SELECTION:
Using Regular Expressions Metacharacters with .net – Comments and Mode Modifiers
With many flavors, the regex modes and match modes described earlier can be modified within the regex by the following constructs.
Mode modifier: (?modifier), such as (?i) or (?-i)
Many flavors now allow some of the regex and match modes to be set within the regular expression itself. A common example is the special notation (?i), which turns on case-insensitive matching, and (?-i), which turns it off. For example, <B>(?i)very(?-i)</B> has the very part match with case insensitivity, while still keeping the tag names case-sensitive. This matches ‘<B>VERY</B>’ and ‘<B>Very</B>’, for example, but not ‘<b>Very</b>’.
This example works with most systems that support (?i), including Perl, PHP, java.util.regex, Ruby,[] and the .NET languages. It doesn’t work with Python or Tcl, neither of which support (?-i).
With most implementations except Python, the effects of (?i) within any type of parentheses are limited by the parentheses (that is, turn off at the closing parentheses). So, the (?-i) can be eliminated by wrapping the case-insensitive part in parentheses and putting (?i) as the first thing inside: <B>(?:(?i)very)</B>.
The mode-modifier constructs support more than just ‘i’. With most systems, you can use at least those shown in Table 1. Some systems have additional letters for additional functions. PHP, in particular, offers quite a few extra, as does Tcl (see its documentation).

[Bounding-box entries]
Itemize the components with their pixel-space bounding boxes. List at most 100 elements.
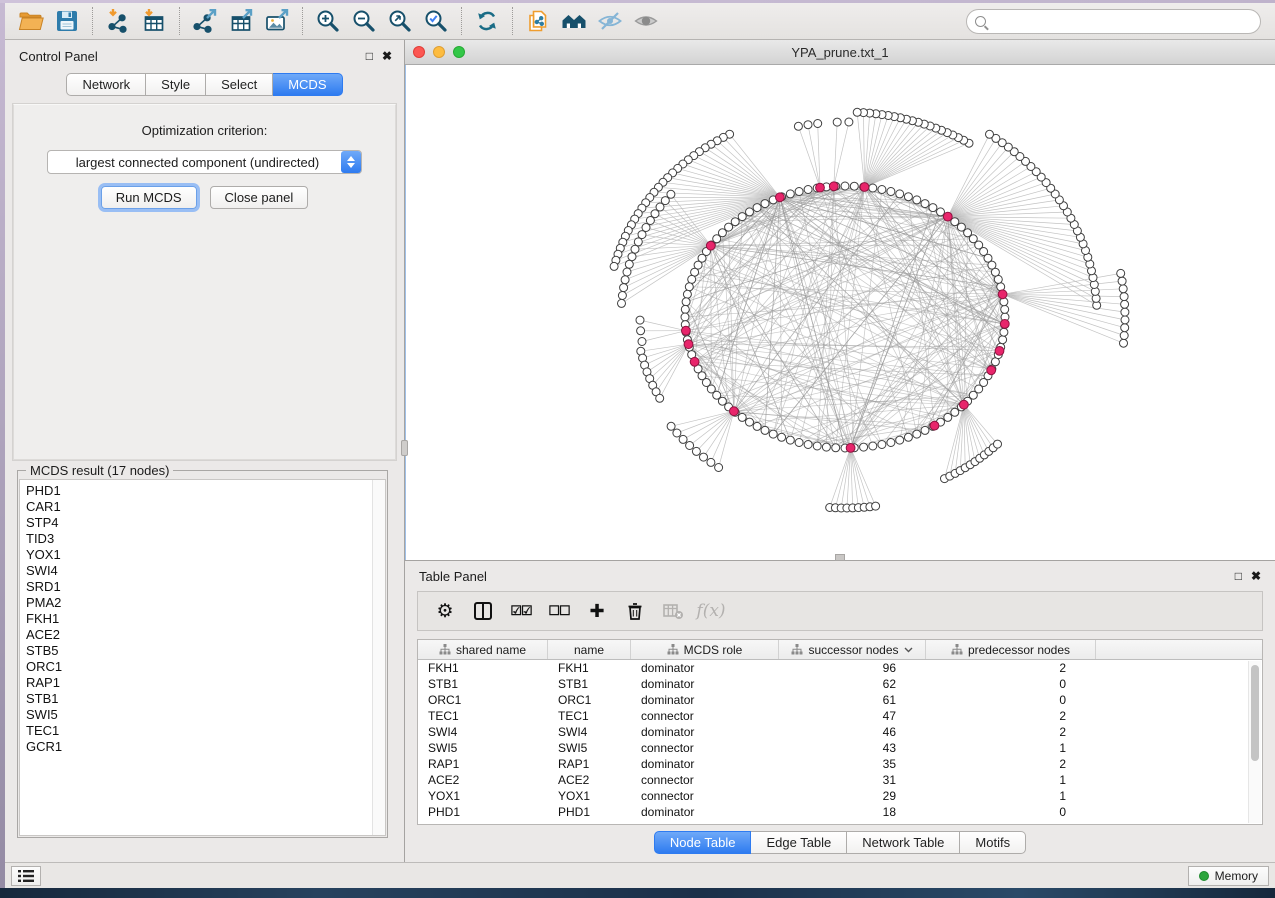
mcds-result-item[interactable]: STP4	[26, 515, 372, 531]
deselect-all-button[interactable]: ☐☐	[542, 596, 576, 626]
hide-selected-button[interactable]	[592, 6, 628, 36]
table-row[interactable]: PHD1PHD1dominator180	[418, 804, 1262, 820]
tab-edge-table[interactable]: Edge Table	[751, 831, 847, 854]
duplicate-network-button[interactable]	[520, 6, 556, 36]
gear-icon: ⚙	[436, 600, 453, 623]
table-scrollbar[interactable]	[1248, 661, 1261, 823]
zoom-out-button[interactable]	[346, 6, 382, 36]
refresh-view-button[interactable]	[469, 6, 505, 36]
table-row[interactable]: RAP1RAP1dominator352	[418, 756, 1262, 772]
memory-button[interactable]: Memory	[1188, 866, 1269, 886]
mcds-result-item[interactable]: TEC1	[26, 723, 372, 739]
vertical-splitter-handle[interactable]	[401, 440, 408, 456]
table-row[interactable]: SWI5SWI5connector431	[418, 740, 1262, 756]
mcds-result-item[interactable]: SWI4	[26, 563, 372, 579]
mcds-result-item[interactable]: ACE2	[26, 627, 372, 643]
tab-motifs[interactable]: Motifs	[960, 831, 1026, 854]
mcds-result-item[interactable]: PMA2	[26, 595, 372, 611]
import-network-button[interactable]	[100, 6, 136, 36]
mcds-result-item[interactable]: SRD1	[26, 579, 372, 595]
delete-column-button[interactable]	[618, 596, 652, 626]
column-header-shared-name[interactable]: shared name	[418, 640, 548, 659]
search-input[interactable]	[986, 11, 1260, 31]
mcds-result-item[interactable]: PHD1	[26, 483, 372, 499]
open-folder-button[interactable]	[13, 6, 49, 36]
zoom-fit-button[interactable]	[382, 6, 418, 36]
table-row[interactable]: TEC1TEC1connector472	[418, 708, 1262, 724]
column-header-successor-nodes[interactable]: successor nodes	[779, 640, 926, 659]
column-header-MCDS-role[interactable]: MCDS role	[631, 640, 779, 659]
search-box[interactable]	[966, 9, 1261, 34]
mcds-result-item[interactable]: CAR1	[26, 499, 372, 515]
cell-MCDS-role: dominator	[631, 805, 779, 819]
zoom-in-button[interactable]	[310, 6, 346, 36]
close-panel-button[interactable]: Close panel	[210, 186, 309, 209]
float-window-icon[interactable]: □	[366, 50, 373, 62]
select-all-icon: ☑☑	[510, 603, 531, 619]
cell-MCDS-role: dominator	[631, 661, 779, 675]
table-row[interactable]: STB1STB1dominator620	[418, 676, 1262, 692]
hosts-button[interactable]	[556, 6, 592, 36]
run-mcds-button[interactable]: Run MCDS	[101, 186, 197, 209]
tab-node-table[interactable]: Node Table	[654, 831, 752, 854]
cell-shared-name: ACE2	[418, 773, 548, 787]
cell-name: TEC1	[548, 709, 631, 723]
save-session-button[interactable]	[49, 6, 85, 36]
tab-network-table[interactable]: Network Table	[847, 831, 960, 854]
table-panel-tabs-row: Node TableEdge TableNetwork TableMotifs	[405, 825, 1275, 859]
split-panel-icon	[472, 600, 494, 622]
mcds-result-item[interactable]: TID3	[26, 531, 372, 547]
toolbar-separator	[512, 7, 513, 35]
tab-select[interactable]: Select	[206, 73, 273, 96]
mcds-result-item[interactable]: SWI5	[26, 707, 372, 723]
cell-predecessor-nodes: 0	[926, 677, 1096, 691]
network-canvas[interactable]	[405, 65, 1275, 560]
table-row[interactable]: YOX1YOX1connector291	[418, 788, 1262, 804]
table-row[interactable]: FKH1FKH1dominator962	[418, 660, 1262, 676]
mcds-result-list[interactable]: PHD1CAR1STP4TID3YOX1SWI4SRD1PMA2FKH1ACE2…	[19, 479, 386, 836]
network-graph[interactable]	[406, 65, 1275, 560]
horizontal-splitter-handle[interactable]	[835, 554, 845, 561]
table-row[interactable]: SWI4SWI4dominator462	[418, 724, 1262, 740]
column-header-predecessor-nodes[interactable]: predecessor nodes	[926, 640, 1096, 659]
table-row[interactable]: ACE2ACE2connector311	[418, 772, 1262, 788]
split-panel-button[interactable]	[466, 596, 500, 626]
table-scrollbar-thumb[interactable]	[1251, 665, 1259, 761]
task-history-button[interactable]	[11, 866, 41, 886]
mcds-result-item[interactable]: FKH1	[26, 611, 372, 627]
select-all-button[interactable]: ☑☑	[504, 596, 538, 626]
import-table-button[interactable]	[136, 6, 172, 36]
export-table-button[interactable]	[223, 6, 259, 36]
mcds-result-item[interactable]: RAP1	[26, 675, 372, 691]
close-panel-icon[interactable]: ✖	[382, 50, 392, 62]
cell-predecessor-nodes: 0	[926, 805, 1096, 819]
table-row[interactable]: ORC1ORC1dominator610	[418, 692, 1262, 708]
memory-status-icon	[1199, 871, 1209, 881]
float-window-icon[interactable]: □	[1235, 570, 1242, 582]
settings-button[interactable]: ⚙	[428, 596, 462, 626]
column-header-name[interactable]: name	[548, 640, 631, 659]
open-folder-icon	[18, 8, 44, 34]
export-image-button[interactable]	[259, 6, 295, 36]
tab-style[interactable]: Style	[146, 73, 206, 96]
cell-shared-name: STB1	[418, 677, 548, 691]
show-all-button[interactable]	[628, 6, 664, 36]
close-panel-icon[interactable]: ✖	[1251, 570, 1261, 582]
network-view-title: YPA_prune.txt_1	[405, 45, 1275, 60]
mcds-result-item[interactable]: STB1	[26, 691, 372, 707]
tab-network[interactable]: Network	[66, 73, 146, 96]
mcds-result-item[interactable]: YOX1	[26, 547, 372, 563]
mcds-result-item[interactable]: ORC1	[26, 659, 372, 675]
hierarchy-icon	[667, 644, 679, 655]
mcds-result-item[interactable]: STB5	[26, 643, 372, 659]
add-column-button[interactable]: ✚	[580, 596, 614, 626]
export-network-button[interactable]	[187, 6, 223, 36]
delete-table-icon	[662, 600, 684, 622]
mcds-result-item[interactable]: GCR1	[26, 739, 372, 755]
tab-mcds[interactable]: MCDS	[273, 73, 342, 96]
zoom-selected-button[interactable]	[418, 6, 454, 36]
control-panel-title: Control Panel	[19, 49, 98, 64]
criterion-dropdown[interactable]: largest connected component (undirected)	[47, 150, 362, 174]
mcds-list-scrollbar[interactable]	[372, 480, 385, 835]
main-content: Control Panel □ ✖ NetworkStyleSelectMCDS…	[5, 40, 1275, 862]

DIRECTIVES:
a) In the mode-modifier passage, which two flavors are said not to support (?-i)?
b) In the mode-modifier passage, retype the stretch from "Many flavors now" through "but not ‘<b>Very</b>’.".
Rely only on the mode-modifier passage and not on the items.

TASK SOLUTIONS:
a) Python and Tcl.

b)
Many flavors now allow some of the regex and match modes to be set within the regular expression itself. A common example is the special notation (?i), which turns on case-insensitive matching, and (?-i), which turns it off. For example, <B>(?i)very(?-i)</B> has the very part match with case insensitivity, while still keeping the tag names case-sensitive. This matches ‘<B>VERY</B>’ and ‘<B>Very</B>’, for example, but not ‘<b>Very</b>’.